Supplied data -

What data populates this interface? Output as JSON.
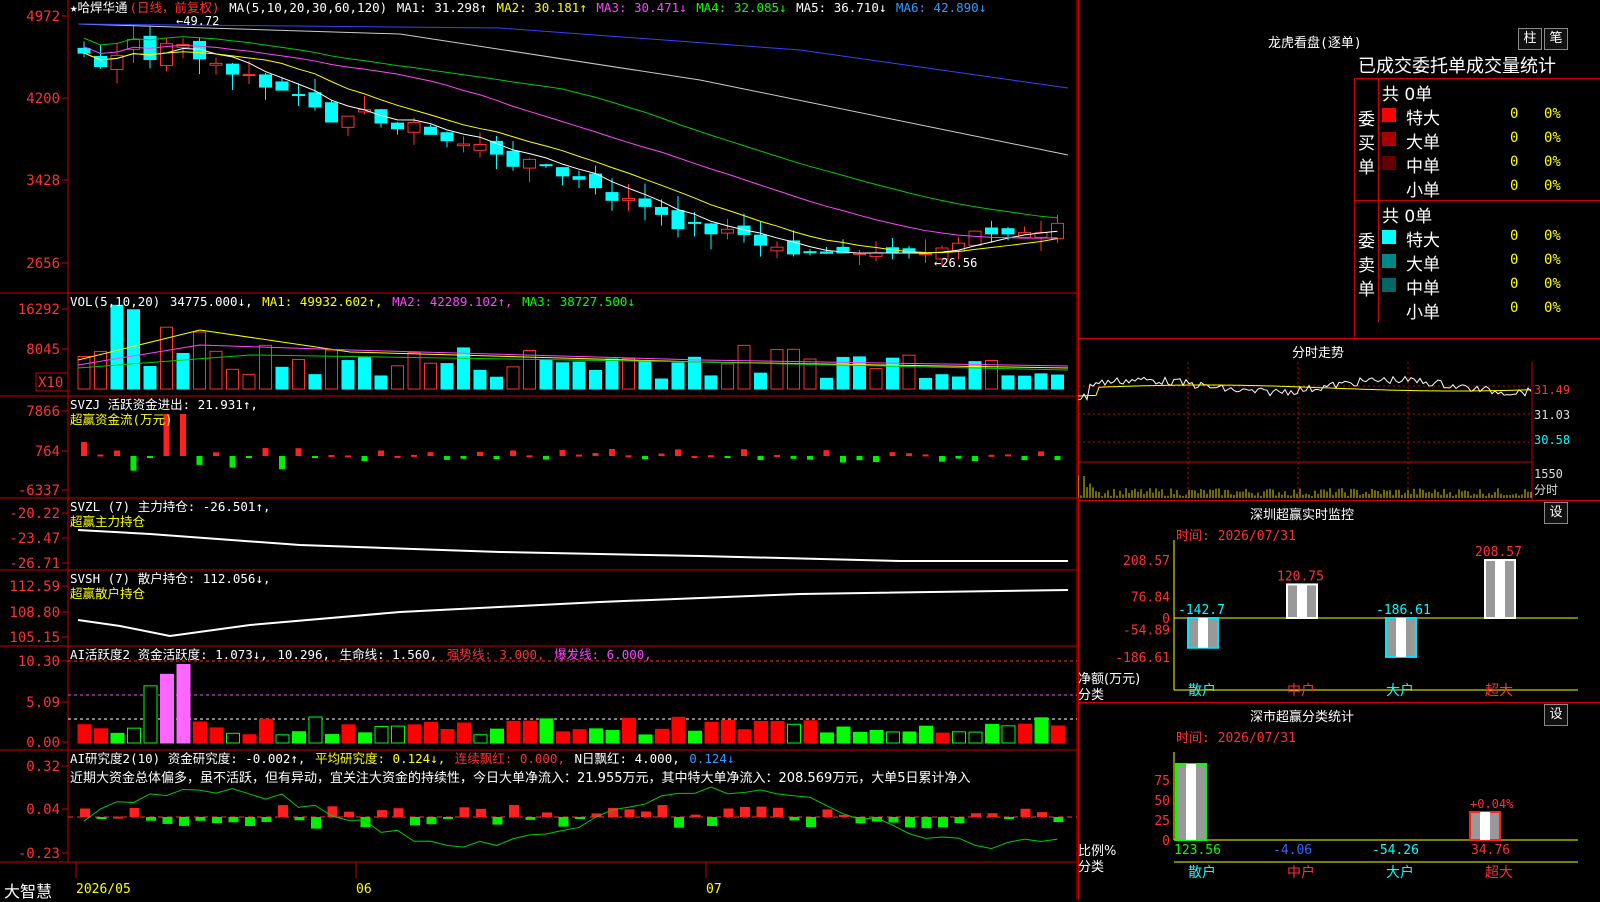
{
  "stock": {
    "name": "★哈焊华通",
    "mode": "(日线，前复权)",
    "high_label": "←49.72",
    "low_label": "←26.56"
  },
  "price_axis": [
    "4972",
    "4200",
    "3428",
    "2656"
  ],
  "ma_header": {
    "prefix": "MA(5,10,20,30,60,120)",
    "items": [
      {
        "label": "MA1: 31.298↑",
        "color": "#ffffff"
      },
      {
        "label": "MA2: 30.181↑",
        "color": "#ffff00"
      },
      {
        "label": "MA3: 30.471↓",
        "color": "#ff44ff"
      },
      {
        "label": "MA4: 32.085↓",
        "color": "#00ff00"
      },
      {
        "label": "MA5: 36.710↓",
        "color": "#dddddd"
      },
      {
        "label": "MA6: 42.890↓",
        "color": "#3399ff"
      }
    ]
  },
  "vol_panel": {
    "prefix": "VOL(5,10,20)",
    "value": "34775.000↓,",
    "ma1": "MA1: 49932.602↑,",
    "ma2": "MA2: 42289.102↑,",
    "ma3": "MA3: 38727.500↓",
    "axis": [
      "16292",
      "8045"
    ],
    "unit": "X10"
  },
  "svzj_panel": {
    "line1": "SVZJ  活跃资金进出: 21.931↑,",
    "line2": "超赢资金流(万元)",
    "axis": [
      "7866",
      "764",
      "-6337"
    ]
  },
  "svzl_panel": {
    "line1": "SVZL (7) 主力持仓: -26.501↑,",
    "line2": "超赢主力持仓",
    "axis": [
      "-20.22",
      "-23.47",
      "-26.71"
    ]
  },
  "svsh_panel": {
    "line1": "SVSH (7) 散户持仓: 112.056↓,",
    "line2": "超赢散户持仓",
    "axis": [
      "112.59",
      "108.80",
      "105.15"
    ]
  },
  "ai_active_panel": {
    "prefix": "AI活跃度2 资金活跃度: 1.073↓,",
    "v2": "10.296,",
    "v3": "生命线: 1.560,",
    "v4": "强势线: 3.000,",
    "v5": "爆发线: 6.000,",
    "axis": [
      "10.30",
      "5.09",
      "0.00"
    ]
  },
  "ai_research_panel": {
    "prefix": "AI研究度2(10) 资金研究度: -0.002↑,",
    "v2": "平均研究度: 0.124↓,",
    "v3": "连续飘红: 0.000,",
    "v4": "N日飘红: 4.000,",
    "v5": "0.124↓",
    "comment": "近期大资金总体偏多，虽不活跃，但有异动，宜关注大资金的持续性，今日大单净流入：21.955万元，其中特大单净流入：208.569万元，大单5日累计净入",
    "axis": [
      "0.32",
      "0.04",
      "-0.23"
    ]
  },
  "bottom_bar": {
    "logo": "大智慧",
    "dates": [
      "2026/05",
      "06",
      "07"
    ]
  },
  "right_panel": {
    "title": "龙虎看盘(逐单)",
    "tab_bar": "柱",
    "tab_detail": "笔",
    "subtitle": "已成交委托单成交量统计",
    "buy_side": {
      "label": "委买单",
      "total": "共 0单",
      "rows": [
        {
          "name": "特大",
          "qty": "0",
          "pct": "0%",
          "color": "#ff0000"
        },
        {
          "name": "大单",
          "qty": "0",
          "pct": "0%",
          "color": "#aa0000"
        },
        {
          "name": "中单",
          "qty": "0",
          "pct": "0%",
          "color": "#660000"
        },
        {
          "name": "小单",
          "qty": "0",
          "pct": "0%",
          "color": "#000000"
        }
      ]
    },
    "sell_side": {
      "label": "委卖单",
      "total": "共 0单",
      "rows": [
        {
          "name": "特大",
          "qty": "0",
          "pct": "0%",
          "color": "#00ffff"
        },
        {
          "name": "大单",
          "qty": "0",
          "pct": "0%",
          "color": "#008888"
        },
        {
          "name": "中单",
          "qty": "0",
          "pct": "0%",
          "color": "#006666"
        },
        {
          "name": "小单",
          "qty": "0",
          "pct": "0%",
          "color": "#000000"
        }
      ]
    },
    "intraday": {
      "title": "分时走势",
      "axis": [
        "31.49",
        "31.03",
        "30.58",
        "1550"
      ],
      "footer": "分时"
    },
    "monitor": {
      "title": "深圳超赢实时监控",
      "settings": "设",
      "time": "时间: 2026/07/31",
      "axis": [
        "208.57",
        "76.84",
        "0",
        "-54.89",
        "-186.61"
      ],
      "ylabel": "净额(万元)",
      "xlabel": "分类",
      "categories": [
        "散户",
        "中户",
        "大户",
        "超大"
      ],
      "values": [
        -142.7,
        120.75,
        -186.61,
        208.57
      ],
      "value_labels": [
        "-142.7",
        "120.75",
        "-186.61",
        "208.57"
      ]
    },
    "stats": {
      "title": "深市超赢分类统计",
      "settings": "设",
      "time": "时间: 2026/07/31",
      "axis": [
        "75",
        "50",
        "25",
        "0"
      ],
      "ylabel": "比例%",
      "xlabel": "分类",
      "categories": [
        "散户",
        "中户",
        "大户",
        "超大"
      ],
      "values": [
        "123.56",
        "-4.06",
        "-54.26",
        "34.76"
      ],
      "extra_label": "+0.04%"
    }
  }
}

Task prompt - Go through the entries above and output them exactly, without pictures.

Reply -
What data populates this interface? Output as JSON.
{
  "stock": {
    "name": "★哈焊华通",
    "mode": "(日线，前复权)",
    "high_label": "←49.72",
    "low_label": "←26.56"
  },
  "price_axis": [
    "4972",
    "4200",
    "3428",
    "2656"
  ],
  "ma_header": {
    "prefix": "MA(5,10,20,30,60,120)",
    "items": [
      {
        "label": "MA1: 31.298↑",
        "color": "#ffffff"
      },
      {
        "label": "MA2: 30.181↑",
        "color": "#ffff00"
      },
      {
        "label": "MA3: 30.471↓",
        "color": "#ff44ff"
      },
      {
        "label": "MA4: 32.085↓",
        "color": "#00ff00"
      },
      {
        "label": "MA5: 36.710↓",
        "color": "#dddddd"
      },
      {
        "label": "MA6: 42.890↓",
        "color": "#3399ff"
      }
    ]
  },
  "vol_panel": {
    "prefix": "VOL(5,10,20)",
    "value": "34775.000↓,",
    "ma1": "MA1: 49932.602↑,",
    "ma2": "MA2: 42289.102↑,",
    "ma3": "MA3: 38727.500↓",
    "axis": [
      "16292",
      "8045"
    ],
    "unit": "X10"
  },
  "svzj_panel": {
    "line1": "SVZJ  活跃资金进出: 21.931↑,",
    "line2": "超赢资金流(万元)",
    "axis": [
      "7866",
      "764",
      "-6337"
    ]
  },
  "svzl_panel": {
    "line1": "SVZL (7) 主力持仓: -26.501↑,",
    "line2": "超赢主力持仓",
    "axis": [
      "-20.22",
      "-23.47",
      "-26.71"
    ]
  },
  "svsh_panel": {
    "line1": "SVSH (7) 散户持仓: 112.056↓,",
    "line2": "超赢散户持仓",
    "axis": [
      "112.59",
      "108.80",
      "105.15"
    ]
  },
  "ai_active_panel": {
    "prefix": "AI活跃度2 资金活跃度: 1.073↓,",
    "v2": "10.296,",
    "v3": "生命线: 1.560,",
    "v4": "强势线: 3.000,",
    "v5": "爆发线: 6.000,",
    "axis": [
      "10.30",
      "5.09",
      "0.00"
    ]
  },
  "ai_research_panel": {
    "prefix": "AI研究度2(10) 资金研究度: -0.002↑,",
    "v2": "平均研究度: 0.124↓,",
    "v3": "连续飘红: 0.000,",
    "v4": "N日飘红: 4.000,",
    "v5": "0.124↓",
    "comment": "近期大资金总体偏多，虽不活跃，但有异动，宜关注大资金的持续性，今日大单净流入：21.955万元，其中特大单净流入：208.569万元，大单5日累计净入",
    "axis": [
      "0.32",
      "0.04",
      "-0.23"
    ]
  },
  "bottom_bar": {
    "logo": "大智慧",
    "dates": [
      "2026/05",
      "06",
      "07"
    ]
  },
  "right_panel": {
    "title": "龙虎看盘(逐单)",
    "tab_bar": "柱",
    "tab_detail": "笔",
    "subtitle": "已成交委托单成交量统计",
    "buy_side": {
      "label": "委买单",
      "total": "共 0单",
      "rows": [
        {
          "name": "特大",
          "qty": "0",
          "pct": "0%",
          "color": "#ff0000"
        },
        {
          "name": "大单",
          "qty": "0",
          "pct": "0%",
          "color": "#aa0000"
        },
        {
          "name": "中单",
          "qty": "0",
          "pct": "0%",
          "color": "#660000"
        },
        {
          "name": "小单",
          "qty": "0",
          "pct": "0%",
          "color": "#000000"
        }
      ]
    },
    "sell_side": {
      "label": "委卖单",
      "total": "共 0单",
      "rows": [
        {
          "name": "特大",
          "qty": "0",
          "pct": "0%",
          "color": "#00ffff"
        },
        {
          "name": "大单",
          "qty": "0",
          "pct": "0%",
          "color": "#008888"
        },
        {
          "name": "中单",
          "qty": "0",
          "pct": "0%",
          "color": "#006666"
        },
        {
          "name": "小单",
          "qty": "0",
          "pct": "0%",
          "color": "#000000"
        }
      ]
    },
    "intraday": {
      "title": "分时走势",
      "axis": [
        "31.49",
        "31.03",
        "30.58",
        "1550"
      ],
      "footer": "分时"
    },
    "monitor": {
      "title": "深圳超赢实时监控",
      "settings": "设",
      "time": "时间: 2026/07/31",
      "axis": [
        "208.57",
        "76.84",
        "0",
        "-54.89",
        "-186.61"
      ],
      "ylabel": "净额(万元)",
      "xlabel": "分类",
      "categories": [
        "散户",
        "中户",
        "大户",
        "超大"
      ],
      "values": [
        -142.7,
        120.75,
        -186.61,
        208.57
      ],
      "value_labels": [
        "-142.7",
        "120.75",
        "-186.61",
        "208.57"
      ]
    },
    "stats": {
      "title": "深市超赢分类统计",
      "settings": "设",
      "time": "时间: 2026/07/31",
      "axis": [
        "75",
        "50",
        "25",
        "0"
      ],
      "ylabel": "比例%",
      "xlabel": "分类",
      "categories": [
        "散户",
        "中户",
        "大户",
        "超大"
      ],
      "values": [
        "123.56",
        "-4.06",
        "-54.26",
        "34.76"
      ],
      "extra_label": "+0.04%"
    }
  }
}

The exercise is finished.